Work to do
List the lines of this listing that hold the word "Executive".

Given data
"""

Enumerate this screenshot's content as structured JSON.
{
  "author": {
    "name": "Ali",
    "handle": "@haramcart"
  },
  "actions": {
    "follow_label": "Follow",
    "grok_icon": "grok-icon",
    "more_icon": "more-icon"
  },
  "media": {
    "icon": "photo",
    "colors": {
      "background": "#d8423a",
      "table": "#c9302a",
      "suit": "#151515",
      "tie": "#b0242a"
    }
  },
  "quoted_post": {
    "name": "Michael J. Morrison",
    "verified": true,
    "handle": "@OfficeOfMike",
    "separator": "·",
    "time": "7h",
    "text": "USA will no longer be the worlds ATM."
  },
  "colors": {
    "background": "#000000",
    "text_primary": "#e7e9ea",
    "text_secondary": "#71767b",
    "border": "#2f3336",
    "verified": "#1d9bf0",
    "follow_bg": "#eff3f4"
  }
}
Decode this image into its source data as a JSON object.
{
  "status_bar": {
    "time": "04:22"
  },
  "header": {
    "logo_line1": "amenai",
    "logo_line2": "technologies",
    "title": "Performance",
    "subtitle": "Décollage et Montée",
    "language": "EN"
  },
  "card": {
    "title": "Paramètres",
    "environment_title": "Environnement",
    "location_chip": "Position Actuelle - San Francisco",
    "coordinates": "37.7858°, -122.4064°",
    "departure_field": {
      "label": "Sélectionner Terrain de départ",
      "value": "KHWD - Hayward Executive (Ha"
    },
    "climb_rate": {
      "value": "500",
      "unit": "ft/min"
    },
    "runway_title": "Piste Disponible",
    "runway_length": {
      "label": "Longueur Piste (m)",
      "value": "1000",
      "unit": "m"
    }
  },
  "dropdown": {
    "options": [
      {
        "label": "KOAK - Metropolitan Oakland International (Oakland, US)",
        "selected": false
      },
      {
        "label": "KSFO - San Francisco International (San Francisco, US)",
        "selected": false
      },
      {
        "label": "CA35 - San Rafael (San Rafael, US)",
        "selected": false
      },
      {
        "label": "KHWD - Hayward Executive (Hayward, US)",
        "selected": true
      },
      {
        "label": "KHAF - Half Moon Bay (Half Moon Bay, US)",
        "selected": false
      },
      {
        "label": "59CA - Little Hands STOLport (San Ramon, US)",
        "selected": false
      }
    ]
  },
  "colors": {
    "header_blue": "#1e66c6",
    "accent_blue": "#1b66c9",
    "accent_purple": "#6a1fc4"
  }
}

"""
"""

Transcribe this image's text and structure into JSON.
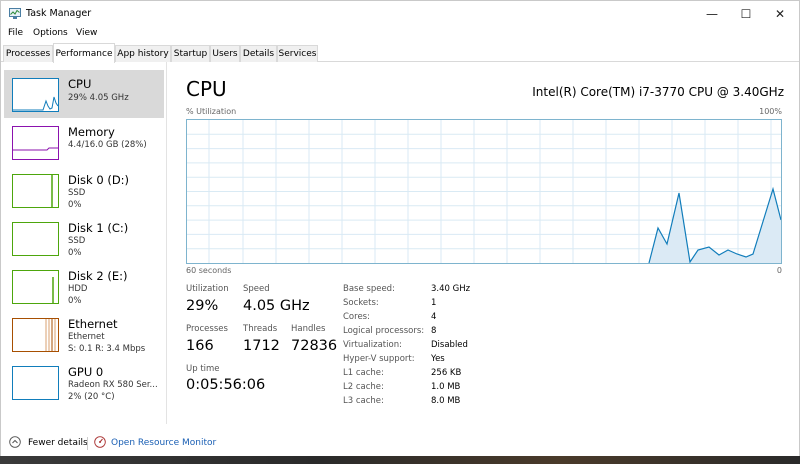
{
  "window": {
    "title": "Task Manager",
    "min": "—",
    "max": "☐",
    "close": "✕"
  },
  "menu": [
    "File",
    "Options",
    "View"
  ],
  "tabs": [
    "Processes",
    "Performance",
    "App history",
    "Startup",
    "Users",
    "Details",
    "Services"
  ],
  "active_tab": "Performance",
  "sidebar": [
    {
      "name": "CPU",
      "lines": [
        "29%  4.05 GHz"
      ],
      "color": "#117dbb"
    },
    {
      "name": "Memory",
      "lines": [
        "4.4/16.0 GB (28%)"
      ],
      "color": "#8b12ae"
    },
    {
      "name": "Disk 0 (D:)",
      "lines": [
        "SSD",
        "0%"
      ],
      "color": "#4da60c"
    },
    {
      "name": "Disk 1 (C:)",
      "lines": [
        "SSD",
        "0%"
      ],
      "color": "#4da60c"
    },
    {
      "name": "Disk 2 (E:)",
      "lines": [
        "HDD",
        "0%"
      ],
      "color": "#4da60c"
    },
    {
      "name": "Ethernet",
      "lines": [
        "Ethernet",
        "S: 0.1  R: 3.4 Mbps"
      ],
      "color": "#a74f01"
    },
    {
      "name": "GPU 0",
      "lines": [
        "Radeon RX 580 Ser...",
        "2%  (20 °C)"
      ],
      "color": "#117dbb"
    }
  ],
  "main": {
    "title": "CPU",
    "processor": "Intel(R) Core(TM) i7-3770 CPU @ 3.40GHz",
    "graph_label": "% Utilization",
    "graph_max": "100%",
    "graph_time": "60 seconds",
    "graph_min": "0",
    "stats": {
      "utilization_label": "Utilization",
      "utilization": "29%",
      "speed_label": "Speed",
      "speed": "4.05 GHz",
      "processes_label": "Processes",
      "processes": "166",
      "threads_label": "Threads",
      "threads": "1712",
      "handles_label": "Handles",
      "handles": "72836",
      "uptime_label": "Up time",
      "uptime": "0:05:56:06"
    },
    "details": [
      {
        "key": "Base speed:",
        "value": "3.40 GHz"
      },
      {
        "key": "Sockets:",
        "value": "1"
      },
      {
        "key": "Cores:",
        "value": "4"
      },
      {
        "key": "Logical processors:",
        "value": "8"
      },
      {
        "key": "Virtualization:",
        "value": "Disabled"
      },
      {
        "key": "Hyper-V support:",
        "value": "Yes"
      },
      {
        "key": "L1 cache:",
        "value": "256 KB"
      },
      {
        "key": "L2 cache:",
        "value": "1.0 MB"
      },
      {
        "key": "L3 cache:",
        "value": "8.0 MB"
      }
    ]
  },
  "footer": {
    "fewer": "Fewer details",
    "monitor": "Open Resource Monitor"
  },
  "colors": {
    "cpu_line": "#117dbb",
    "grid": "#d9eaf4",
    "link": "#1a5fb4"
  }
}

"""

Task result
      "value": "KHWD - Hayward Executive (Ha"
        "label": "KHWD - Hayward Executive (Hayward, US)",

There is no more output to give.